Records from a dataset:
'''
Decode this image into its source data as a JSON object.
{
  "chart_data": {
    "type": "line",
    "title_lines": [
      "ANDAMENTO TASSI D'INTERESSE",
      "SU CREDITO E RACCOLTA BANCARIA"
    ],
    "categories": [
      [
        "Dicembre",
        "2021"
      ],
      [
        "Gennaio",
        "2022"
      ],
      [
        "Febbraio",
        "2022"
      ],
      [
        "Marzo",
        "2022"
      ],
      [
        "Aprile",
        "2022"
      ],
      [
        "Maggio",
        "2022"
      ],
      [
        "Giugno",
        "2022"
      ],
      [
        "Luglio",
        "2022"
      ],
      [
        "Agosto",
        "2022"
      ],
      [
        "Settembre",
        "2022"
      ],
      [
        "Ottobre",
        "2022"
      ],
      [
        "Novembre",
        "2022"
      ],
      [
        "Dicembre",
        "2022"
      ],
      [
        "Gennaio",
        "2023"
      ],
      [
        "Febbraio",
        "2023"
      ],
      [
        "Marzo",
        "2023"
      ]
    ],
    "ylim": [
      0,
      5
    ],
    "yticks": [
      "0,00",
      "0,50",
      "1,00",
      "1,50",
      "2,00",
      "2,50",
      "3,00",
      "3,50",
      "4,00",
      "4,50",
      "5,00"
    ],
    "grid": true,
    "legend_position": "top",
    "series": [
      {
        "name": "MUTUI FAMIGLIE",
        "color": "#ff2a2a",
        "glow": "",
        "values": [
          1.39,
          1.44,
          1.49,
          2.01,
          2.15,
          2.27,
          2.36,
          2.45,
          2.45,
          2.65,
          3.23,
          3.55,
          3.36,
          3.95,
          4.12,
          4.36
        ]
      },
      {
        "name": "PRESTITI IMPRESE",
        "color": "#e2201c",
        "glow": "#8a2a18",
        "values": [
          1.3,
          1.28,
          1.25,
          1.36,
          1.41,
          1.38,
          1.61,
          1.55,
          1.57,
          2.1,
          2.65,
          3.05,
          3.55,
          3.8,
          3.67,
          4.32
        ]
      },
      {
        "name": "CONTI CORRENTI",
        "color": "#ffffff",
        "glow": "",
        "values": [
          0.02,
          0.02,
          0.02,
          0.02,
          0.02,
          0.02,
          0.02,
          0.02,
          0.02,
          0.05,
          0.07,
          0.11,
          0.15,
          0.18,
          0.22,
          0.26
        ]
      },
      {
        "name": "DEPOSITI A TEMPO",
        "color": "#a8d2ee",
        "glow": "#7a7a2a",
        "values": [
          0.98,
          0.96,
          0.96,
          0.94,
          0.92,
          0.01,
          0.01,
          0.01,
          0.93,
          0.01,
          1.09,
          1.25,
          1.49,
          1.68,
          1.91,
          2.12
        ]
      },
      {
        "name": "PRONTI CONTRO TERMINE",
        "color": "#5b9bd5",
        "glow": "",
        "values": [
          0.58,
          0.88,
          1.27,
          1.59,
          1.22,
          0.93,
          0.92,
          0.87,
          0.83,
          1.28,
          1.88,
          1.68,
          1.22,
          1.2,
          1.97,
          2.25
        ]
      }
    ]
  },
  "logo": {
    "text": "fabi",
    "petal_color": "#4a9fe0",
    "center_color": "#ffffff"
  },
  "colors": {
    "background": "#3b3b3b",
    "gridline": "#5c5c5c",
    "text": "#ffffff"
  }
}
'''
TASK GOAL:
Faithfully copy every entry, leaving nothing out.

ANSWER FOR THIS EXERCISE:
Decode this image into its source data as a JSON object.
{
  "chart_data": {
    "type": "line",
    "title_lines": [
      "ANDAMENTO TASSI D'INTERESSE",
      "SU CREDITO E RACCOLTA BANCARIA"
    ],
    "categories": [
      [
        "Dicembre",
        "2021"
      ],
      [
        "Gennaio",
        "2022"
      ],
      [
        "Febbraio",
        "2022"
      ],
      [
        "Marzo",
        "2022"
      ],
      [
        "Aprile",
        "2022"
      ],
      [
        "Maggio",
        "2022"
      ],
      [
        "Giugno",
        "2022"
      ],
      [
        "Luglio",
        "2022"
      ],
      [
        "Agosto",
        "2022"
      ],
      [
        "Settembre",
        "2022"
      ],
      [
        "Ottobre",
        "2022"
      ],
      [
        "Novembre",
        "2022"
      ],
      [
        "Dicembre",
        "2022"
      ],
      [
        "Gennaio",
        "2023"
      ],
      [
        "Febbraio",
        "2023"
      ],
      [
        "Marzo",
        "2023"
      ]
    ],
    "ylim": [
      0,
      5
    ],
    "yticks": [
      "0,00",
      "0,50",
      "1,00",
      "1,50",
      "2,00",
      "2,50",
      "3,00",
      "3,50",
      "4,00",
      "4,50",
      "5,00"
    ],
    "grid": true,
    "legend_position": "top",
    "series": [
      {
        "name": "MUTUI FAMIGLIE",
        "color": "#ff2a2a",
        "glow": "",
        "values": [
          1.39,
          1.44,
          1.49,
          2.01,
          2.15,
          2.27,
          2.36,
          2.45,
          2.45,
          2.65,
          3.23,
          3.55,
          3.36,
          3.95,
          4.12,
          4.36
        ]
      },
      {
        "name": "PRESTITI IMPRESE",
        "color": "#e2201c",
        "glow": "#8a2a18",
        "values": [
          1.3,
          1.28,
          1.25,
          1.36,
          1.41,
          1.38,
          1.61,
          1.55,
          1.57,
          2.1,
          2.65,
          3.05,
          3.55,
          3.8,
          3.67,
          4.32
        ]
      },
      {
        "name": "CONTI CORRENTI",
        "color": "#ffffff",
        "glow": "",
        "values": [
          0.02,
          0.02,
          0.02,
          0.02,
          0.02,
          0.02,
          0.02,
          0.02,
          0.02,
          0.05,
          0.07,
          0.11,
          0.15,
          0.18,
          0.22,
          0.26
        ]
      },
      {
        "name": "DEPOSITI A TEMPO",
        "color": "#a8d2ee",
        "glow": "#7a7a2a",
        "values": [
          0.98,
          0.96,
          0.96,
          0.94,
          0.92,
          0.01,
          0.01,
          0.01,
          0.93,
          0.01,
          1.09,
          1.25,
          1.49,
          1.68,
          1.91,
          2.12
        ]
      },
      {
        "name": "PRONTI CONTRO TERMINE",
        "color": "#5b9bd5",
        "glow": "",
        "values": [
          0.58,
          0.88,
          1.27,
          1.59,
          1.22,
          0.93,
          0.92,
          0.87,
          0.83,
          1.28,
          1.88,
          1.68,
          1.22,
          1.2,
          1.97,
          2.25
        ]
      }
    ]
  },
  "logo": {
    "text": "fabi",
    "petal_color": "#4a9fe0",
    "center_color": "#ffffff"
  },
  "colors": {
    "background": "#3b3b3b",
    "gridline": "#5c5c5c",
    "text": "#ffffff"
  }
}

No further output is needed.